**Aim:** From the listing below, pick out each line with the word "handle".

* START Dataset records *

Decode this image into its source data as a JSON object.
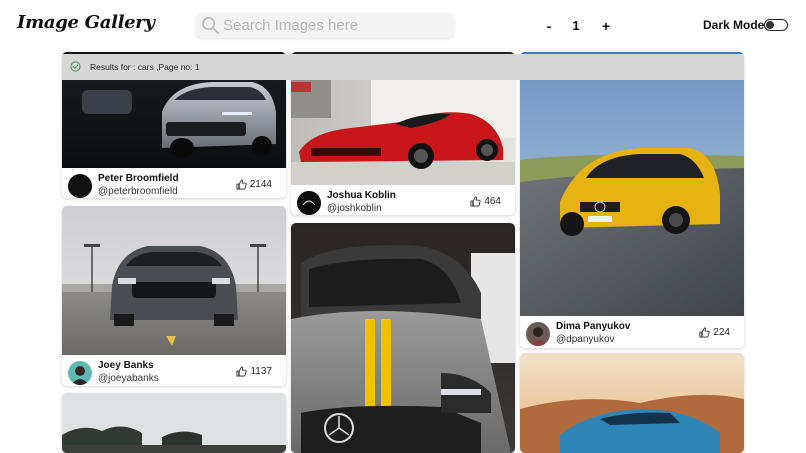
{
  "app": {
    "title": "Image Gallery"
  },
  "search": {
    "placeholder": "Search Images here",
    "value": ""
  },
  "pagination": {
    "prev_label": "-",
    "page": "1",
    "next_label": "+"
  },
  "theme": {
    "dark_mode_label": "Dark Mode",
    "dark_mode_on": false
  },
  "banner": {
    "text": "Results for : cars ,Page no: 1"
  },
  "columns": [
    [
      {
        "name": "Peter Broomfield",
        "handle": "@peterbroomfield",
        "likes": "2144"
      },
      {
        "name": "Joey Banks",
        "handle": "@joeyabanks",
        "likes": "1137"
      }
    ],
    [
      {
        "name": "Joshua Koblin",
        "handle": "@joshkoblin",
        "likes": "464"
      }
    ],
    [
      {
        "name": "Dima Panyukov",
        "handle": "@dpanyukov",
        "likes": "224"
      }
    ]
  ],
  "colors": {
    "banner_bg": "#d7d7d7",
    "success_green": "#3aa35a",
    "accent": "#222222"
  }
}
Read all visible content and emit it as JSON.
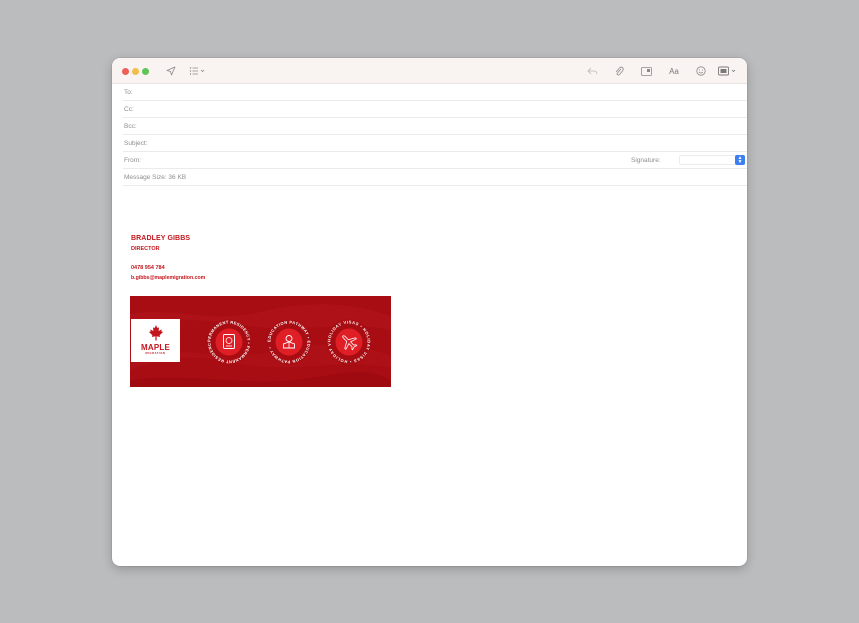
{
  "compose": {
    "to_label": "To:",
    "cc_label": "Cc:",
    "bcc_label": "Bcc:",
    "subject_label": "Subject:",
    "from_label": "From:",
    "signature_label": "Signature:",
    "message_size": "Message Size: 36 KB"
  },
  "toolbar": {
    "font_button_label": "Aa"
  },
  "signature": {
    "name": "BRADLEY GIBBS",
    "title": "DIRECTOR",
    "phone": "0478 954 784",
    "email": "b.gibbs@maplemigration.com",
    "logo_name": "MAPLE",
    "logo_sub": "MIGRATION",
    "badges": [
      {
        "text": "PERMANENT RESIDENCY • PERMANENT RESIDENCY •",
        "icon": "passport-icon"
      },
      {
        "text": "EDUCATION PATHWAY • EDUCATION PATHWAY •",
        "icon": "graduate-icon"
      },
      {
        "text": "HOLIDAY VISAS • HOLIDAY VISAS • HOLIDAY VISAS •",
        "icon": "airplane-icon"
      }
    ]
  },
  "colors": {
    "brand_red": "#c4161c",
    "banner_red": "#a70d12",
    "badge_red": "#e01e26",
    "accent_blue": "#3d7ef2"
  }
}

* END Dataset records *
* START Dataset records *

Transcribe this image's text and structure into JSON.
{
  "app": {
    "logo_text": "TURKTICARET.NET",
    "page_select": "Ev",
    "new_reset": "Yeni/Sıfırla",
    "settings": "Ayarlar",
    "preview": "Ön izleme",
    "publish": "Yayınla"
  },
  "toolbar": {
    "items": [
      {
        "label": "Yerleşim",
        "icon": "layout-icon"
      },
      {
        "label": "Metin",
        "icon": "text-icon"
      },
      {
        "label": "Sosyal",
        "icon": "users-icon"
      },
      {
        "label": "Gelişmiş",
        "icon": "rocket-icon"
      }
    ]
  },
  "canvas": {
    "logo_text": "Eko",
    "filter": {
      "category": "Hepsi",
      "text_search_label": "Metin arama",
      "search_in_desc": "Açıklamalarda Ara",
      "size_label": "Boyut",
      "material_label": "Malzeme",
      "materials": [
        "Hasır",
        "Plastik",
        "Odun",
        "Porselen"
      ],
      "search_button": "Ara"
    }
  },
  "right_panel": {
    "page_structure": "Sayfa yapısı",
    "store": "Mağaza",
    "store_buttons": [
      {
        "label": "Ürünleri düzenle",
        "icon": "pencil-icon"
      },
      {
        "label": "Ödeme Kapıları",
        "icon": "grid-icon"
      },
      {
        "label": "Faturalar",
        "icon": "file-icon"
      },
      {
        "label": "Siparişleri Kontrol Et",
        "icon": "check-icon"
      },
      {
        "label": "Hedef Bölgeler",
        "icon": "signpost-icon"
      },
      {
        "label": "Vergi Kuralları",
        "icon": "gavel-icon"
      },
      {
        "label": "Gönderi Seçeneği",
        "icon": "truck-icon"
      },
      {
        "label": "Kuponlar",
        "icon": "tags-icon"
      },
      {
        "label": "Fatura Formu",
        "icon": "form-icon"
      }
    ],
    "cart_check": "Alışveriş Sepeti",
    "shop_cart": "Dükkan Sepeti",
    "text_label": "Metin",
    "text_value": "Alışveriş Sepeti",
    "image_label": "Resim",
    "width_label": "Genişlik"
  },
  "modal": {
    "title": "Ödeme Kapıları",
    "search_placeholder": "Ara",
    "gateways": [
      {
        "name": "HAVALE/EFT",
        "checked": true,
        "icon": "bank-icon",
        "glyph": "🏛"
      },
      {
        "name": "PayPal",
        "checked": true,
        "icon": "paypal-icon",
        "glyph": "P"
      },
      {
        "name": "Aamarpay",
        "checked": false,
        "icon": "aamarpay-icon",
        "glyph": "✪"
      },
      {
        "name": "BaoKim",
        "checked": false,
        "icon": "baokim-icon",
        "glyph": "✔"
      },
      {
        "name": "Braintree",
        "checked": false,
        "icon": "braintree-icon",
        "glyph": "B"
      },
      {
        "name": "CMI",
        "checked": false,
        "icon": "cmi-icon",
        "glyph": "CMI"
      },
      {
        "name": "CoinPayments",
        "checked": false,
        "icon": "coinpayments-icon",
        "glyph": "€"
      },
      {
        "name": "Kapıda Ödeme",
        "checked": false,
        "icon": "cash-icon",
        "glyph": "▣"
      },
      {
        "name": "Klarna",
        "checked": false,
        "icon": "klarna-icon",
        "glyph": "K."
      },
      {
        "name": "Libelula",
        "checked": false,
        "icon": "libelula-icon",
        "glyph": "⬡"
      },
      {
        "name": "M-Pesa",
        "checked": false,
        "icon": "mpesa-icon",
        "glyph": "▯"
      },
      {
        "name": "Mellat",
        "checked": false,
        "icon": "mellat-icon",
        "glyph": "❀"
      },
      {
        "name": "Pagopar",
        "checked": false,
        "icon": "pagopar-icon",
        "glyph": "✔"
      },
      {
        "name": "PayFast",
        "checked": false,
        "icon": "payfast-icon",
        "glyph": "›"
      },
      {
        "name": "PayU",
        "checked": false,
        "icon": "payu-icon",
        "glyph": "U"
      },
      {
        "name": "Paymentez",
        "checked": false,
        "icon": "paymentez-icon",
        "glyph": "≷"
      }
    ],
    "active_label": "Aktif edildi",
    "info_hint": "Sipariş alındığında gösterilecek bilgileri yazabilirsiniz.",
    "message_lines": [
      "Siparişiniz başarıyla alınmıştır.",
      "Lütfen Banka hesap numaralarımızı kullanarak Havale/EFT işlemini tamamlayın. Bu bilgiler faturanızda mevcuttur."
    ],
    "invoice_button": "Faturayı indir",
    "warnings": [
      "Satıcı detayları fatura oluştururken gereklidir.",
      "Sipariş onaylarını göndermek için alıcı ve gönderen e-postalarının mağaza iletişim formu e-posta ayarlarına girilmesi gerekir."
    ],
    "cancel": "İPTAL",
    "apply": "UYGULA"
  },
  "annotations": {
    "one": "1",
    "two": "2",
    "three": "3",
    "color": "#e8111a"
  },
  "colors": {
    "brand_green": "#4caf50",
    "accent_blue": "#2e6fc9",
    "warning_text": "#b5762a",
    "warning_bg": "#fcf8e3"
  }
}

* END Dataset records *
* START Dataset records *

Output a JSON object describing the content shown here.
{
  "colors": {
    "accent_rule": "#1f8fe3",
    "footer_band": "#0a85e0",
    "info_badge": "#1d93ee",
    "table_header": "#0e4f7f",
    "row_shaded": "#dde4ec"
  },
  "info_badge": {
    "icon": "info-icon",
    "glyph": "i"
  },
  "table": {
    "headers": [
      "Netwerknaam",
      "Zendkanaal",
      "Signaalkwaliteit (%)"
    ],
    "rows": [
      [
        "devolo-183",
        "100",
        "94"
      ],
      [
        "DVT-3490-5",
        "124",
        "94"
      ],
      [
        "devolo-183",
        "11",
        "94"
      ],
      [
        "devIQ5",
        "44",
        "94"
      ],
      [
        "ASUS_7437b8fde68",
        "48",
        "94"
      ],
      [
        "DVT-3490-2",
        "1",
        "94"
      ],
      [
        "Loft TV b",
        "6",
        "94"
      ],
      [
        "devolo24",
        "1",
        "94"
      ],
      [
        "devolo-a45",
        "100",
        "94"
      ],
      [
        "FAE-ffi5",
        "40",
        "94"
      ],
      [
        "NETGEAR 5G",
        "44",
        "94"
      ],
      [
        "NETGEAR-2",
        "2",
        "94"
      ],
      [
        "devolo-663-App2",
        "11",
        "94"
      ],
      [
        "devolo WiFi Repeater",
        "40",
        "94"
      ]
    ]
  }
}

* END Dataset records *

**Problem solution:**
        "handle": "@peterbroomfield",
        "handle": "@joeyabanks",
        "handle": "@joshkoblin",
        "handle": "@dpanyukov",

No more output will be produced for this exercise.